##### Available data
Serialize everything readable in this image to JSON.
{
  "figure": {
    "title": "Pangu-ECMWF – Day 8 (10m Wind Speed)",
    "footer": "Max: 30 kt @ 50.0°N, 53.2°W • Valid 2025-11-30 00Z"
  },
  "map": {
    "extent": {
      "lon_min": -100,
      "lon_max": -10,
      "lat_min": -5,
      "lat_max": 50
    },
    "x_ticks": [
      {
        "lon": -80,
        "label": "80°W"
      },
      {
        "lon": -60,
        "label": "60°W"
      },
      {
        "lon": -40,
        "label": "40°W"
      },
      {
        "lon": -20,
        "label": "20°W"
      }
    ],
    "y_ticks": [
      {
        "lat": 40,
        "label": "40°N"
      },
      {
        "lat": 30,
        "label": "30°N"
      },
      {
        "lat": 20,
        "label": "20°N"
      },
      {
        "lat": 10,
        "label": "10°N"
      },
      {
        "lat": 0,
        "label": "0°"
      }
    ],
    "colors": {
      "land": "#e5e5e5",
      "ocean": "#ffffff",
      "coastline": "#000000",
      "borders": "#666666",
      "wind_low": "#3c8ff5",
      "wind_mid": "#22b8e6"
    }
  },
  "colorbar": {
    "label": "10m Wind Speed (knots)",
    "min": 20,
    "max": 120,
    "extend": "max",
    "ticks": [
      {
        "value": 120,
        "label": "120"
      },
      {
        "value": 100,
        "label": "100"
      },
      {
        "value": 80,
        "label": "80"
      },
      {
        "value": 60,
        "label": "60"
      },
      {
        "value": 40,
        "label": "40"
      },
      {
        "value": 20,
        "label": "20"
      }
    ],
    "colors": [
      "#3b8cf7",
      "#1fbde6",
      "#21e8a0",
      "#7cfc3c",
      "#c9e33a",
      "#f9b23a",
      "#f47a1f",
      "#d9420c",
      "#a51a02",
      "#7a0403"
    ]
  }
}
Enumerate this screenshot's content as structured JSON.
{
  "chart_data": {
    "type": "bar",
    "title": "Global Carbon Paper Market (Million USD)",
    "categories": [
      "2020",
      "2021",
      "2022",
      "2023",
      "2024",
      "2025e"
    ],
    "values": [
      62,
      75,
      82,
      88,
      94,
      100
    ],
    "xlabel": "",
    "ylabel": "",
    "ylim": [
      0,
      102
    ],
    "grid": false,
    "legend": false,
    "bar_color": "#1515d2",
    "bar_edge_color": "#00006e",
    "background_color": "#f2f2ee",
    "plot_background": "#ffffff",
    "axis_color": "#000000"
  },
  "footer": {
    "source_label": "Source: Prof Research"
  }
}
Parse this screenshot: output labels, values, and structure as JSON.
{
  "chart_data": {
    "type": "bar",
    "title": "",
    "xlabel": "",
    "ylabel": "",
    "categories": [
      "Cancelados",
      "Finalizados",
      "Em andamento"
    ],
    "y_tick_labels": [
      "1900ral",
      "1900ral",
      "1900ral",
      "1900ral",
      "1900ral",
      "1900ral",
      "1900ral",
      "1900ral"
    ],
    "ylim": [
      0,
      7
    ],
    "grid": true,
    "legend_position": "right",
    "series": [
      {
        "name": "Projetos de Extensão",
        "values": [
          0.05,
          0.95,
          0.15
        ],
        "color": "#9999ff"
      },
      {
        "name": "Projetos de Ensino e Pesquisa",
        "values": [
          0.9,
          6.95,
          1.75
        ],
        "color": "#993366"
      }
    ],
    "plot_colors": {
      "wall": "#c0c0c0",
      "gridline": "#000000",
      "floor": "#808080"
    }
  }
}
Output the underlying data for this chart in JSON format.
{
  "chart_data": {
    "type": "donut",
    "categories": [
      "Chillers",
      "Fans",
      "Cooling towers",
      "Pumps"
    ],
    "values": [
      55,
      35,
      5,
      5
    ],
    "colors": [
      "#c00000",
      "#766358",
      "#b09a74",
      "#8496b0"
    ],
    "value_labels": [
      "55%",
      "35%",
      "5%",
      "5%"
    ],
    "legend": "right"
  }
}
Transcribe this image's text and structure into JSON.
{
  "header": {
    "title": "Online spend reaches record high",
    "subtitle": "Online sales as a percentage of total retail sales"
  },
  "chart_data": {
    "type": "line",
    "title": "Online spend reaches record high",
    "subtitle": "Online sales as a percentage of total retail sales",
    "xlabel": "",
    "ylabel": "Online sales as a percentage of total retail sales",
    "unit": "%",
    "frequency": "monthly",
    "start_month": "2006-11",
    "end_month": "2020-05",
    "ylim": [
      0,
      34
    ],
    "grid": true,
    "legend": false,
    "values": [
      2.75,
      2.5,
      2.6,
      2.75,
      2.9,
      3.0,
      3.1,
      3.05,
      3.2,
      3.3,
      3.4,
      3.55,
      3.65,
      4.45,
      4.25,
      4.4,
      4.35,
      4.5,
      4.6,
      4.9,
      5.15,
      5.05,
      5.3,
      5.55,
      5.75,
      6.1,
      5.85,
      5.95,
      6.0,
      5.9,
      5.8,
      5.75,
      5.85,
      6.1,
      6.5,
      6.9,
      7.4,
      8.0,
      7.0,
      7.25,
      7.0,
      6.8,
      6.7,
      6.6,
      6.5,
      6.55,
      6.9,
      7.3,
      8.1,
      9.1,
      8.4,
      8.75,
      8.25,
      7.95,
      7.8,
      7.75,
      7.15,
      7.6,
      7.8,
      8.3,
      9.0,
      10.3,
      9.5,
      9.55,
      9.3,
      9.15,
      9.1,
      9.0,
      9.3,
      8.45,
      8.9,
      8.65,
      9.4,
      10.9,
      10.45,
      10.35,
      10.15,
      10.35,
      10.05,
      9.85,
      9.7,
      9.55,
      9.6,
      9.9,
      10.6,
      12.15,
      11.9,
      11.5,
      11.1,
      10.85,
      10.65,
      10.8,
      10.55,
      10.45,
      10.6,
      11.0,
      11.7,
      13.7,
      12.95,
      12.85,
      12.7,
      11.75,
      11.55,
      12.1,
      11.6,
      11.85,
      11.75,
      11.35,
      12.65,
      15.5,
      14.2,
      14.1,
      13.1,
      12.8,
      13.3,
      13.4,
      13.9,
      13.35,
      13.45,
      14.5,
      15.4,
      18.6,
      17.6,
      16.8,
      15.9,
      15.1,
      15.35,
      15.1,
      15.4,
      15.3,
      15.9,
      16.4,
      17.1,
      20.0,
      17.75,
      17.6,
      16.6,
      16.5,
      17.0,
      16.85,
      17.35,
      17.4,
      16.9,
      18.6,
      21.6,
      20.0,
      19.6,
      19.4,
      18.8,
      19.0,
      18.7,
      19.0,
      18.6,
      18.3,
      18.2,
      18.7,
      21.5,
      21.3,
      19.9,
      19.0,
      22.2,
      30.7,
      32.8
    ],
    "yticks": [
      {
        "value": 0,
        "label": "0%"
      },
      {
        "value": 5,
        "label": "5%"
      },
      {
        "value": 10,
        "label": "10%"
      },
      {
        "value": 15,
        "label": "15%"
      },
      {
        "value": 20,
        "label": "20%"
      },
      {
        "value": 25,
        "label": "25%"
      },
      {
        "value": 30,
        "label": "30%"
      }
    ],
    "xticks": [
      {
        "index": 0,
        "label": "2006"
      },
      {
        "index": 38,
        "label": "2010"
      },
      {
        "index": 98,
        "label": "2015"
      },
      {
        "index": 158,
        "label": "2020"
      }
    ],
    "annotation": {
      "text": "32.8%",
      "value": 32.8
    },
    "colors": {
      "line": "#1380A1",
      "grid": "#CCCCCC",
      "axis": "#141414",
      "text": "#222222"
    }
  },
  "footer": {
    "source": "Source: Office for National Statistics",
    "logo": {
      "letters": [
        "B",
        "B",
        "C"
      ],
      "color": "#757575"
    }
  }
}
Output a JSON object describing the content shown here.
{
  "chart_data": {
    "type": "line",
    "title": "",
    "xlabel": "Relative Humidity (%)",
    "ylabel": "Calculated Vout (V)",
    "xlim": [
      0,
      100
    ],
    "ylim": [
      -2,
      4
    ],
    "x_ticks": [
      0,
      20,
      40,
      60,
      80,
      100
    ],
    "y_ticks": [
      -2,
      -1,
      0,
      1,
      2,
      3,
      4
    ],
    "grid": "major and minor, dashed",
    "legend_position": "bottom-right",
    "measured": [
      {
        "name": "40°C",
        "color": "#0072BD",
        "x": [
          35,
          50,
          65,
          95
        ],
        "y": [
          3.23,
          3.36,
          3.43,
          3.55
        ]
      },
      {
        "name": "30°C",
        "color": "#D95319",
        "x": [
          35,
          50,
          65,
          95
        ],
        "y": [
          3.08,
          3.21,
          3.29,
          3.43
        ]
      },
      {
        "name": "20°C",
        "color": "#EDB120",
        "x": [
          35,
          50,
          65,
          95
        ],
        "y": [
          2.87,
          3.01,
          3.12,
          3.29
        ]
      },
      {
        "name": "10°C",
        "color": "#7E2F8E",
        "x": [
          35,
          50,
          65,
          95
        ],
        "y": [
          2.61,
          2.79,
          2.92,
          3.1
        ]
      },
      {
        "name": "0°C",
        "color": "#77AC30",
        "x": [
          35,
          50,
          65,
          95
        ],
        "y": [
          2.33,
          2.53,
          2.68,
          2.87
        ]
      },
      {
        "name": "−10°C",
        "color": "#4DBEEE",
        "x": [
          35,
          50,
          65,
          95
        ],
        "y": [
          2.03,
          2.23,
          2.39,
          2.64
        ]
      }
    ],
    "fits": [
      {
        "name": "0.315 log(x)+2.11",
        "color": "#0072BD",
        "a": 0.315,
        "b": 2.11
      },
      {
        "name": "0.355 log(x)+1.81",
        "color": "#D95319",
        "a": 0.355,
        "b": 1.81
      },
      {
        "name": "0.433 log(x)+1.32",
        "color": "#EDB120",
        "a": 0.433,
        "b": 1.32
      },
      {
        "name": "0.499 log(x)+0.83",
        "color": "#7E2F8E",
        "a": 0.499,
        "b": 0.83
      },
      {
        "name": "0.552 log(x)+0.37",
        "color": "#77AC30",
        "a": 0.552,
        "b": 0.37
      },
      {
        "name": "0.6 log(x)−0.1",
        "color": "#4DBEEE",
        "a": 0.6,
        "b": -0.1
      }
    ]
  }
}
##########
The problem. Take each line containing the string "subtitle" and copy it out.

Correct answer.
    "subtitle": "Online sales as a percentage of total retail sales"
    "subtitle": "Online sales as a percentage of total retail sales",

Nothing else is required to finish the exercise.